» RAW RECORDS
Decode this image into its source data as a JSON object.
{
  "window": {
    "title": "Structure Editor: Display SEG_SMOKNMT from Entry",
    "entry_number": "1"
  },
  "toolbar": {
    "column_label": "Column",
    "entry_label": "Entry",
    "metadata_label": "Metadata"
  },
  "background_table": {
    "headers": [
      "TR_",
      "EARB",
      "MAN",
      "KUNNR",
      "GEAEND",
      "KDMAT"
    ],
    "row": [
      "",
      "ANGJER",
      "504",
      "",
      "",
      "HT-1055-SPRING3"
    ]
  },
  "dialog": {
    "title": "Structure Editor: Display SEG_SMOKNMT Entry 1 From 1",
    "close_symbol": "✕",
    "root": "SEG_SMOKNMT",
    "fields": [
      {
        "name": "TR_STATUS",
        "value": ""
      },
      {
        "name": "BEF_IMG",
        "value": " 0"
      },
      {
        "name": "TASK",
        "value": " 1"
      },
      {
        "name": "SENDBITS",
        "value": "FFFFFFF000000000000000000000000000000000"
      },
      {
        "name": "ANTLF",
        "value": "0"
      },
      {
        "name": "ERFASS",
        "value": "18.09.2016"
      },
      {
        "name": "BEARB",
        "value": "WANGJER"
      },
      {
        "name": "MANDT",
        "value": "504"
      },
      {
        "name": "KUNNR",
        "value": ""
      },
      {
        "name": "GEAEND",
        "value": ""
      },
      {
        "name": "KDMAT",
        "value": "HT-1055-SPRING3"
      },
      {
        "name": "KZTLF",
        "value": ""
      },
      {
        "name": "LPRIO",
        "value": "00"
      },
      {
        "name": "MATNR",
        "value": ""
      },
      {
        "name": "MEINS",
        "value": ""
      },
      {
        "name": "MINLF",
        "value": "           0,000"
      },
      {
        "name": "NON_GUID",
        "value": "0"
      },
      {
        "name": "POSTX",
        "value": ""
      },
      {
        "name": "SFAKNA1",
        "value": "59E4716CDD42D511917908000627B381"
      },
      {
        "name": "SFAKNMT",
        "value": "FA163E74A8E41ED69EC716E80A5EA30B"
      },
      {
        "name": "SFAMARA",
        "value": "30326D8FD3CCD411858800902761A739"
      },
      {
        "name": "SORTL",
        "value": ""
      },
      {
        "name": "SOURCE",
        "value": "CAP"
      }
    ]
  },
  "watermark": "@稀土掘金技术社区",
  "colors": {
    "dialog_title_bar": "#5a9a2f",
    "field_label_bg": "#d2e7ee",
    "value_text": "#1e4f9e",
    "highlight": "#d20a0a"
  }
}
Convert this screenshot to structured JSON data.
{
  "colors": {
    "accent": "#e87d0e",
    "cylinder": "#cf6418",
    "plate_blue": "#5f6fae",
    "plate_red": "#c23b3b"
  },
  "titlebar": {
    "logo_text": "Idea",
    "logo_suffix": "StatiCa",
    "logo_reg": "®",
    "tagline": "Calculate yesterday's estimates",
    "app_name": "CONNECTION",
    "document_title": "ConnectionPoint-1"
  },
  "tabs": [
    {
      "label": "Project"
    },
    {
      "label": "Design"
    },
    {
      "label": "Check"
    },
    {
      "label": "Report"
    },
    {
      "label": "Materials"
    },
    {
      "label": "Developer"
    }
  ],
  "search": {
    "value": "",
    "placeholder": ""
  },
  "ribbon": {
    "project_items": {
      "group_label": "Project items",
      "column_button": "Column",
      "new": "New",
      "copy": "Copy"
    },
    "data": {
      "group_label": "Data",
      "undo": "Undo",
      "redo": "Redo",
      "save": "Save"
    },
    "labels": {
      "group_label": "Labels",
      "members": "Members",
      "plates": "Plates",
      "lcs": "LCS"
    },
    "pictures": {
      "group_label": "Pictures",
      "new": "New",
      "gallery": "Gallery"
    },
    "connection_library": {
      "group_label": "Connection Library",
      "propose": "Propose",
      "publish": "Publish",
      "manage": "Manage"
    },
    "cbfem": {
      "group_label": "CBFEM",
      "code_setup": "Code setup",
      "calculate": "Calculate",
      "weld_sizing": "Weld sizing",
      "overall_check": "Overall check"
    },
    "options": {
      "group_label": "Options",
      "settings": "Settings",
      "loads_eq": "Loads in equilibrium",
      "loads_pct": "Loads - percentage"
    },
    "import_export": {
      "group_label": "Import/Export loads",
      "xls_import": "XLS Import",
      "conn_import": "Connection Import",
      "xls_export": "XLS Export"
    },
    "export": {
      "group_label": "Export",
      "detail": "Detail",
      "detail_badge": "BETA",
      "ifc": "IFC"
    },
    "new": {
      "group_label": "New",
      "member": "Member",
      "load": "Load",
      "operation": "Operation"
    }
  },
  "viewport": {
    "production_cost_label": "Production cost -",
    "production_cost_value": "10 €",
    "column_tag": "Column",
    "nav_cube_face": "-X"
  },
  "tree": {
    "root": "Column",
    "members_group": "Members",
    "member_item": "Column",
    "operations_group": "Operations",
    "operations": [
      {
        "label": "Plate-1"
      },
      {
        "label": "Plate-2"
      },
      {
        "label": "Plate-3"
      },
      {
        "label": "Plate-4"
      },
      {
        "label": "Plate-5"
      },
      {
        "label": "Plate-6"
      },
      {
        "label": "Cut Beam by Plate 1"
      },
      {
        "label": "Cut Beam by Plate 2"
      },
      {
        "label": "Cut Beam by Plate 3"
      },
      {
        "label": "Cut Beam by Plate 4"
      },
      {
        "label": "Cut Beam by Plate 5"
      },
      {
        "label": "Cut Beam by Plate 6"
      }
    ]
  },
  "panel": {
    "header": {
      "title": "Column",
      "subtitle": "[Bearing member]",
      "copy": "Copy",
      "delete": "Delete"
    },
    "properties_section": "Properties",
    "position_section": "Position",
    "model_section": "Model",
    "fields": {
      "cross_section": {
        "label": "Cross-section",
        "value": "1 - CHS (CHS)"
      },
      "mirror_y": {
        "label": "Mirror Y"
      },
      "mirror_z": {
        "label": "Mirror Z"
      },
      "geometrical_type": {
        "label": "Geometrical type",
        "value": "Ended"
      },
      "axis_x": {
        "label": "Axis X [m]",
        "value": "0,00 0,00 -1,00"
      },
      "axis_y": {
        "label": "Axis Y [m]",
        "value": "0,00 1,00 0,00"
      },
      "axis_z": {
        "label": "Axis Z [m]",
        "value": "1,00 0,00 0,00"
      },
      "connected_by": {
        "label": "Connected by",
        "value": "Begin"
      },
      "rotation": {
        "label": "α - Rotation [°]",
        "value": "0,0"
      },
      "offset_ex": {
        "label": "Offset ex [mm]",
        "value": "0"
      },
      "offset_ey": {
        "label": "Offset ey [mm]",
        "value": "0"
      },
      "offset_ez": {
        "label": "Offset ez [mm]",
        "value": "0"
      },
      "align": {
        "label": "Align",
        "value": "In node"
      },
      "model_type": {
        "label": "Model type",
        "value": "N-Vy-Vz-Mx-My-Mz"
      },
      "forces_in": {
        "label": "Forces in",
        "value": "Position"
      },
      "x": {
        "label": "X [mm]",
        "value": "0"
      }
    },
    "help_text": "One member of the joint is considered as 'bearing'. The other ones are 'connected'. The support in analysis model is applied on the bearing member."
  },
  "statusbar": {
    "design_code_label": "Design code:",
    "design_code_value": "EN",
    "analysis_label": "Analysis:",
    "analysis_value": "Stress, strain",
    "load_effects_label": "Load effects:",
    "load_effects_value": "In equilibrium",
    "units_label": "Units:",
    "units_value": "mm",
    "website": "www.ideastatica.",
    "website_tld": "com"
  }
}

» WORK TO COMPLETE
Find the lines of the material that hold the word "Editor" and report their count alone.

» COMPLETE OUTPUT
2